> [Given exercise]: Using the listing below, please gather every line containing the word "body".
-=-=-=-=-
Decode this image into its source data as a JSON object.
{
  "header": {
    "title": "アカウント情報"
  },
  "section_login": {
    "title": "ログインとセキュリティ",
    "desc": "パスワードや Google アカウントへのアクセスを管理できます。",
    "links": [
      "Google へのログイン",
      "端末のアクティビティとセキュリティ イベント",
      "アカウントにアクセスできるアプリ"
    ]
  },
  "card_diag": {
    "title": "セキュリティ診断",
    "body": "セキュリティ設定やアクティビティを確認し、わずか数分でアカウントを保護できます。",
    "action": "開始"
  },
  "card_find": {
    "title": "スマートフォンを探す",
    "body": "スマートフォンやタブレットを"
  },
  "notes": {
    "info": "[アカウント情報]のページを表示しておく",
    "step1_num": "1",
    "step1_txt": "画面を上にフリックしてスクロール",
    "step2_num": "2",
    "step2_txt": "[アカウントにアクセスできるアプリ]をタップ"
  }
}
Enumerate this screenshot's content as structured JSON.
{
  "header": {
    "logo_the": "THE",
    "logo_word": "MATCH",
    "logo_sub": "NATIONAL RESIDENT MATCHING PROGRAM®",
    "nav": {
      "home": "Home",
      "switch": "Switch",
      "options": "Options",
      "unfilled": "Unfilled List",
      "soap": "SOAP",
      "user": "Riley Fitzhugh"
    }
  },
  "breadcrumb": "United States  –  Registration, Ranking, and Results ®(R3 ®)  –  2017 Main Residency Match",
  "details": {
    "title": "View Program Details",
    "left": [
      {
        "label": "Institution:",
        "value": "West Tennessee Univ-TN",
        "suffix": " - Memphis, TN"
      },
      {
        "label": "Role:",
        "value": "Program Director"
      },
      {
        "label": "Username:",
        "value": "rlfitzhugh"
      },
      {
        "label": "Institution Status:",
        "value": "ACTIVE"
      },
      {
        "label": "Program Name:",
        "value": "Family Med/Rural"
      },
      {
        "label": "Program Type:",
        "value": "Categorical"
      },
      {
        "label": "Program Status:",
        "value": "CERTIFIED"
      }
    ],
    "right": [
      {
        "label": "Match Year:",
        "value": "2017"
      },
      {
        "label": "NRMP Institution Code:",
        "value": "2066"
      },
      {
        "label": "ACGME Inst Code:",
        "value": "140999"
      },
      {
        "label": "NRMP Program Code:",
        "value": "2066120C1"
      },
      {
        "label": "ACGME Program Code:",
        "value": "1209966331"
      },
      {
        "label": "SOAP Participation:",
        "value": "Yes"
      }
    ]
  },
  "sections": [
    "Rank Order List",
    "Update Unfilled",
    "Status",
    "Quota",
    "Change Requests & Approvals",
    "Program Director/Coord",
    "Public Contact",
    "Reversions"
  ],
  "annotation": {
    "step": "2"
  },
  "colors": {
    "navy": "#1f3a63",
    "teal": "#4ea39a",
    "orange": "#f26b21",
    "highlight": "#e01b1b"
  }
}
-=-=-=-=-
> [Full response]:
    "body": "セキュリティ設定やアクティビティを確認し、わずか数分でアカウントを保護できます。",
    "body": "スマートフォンやタブレットを"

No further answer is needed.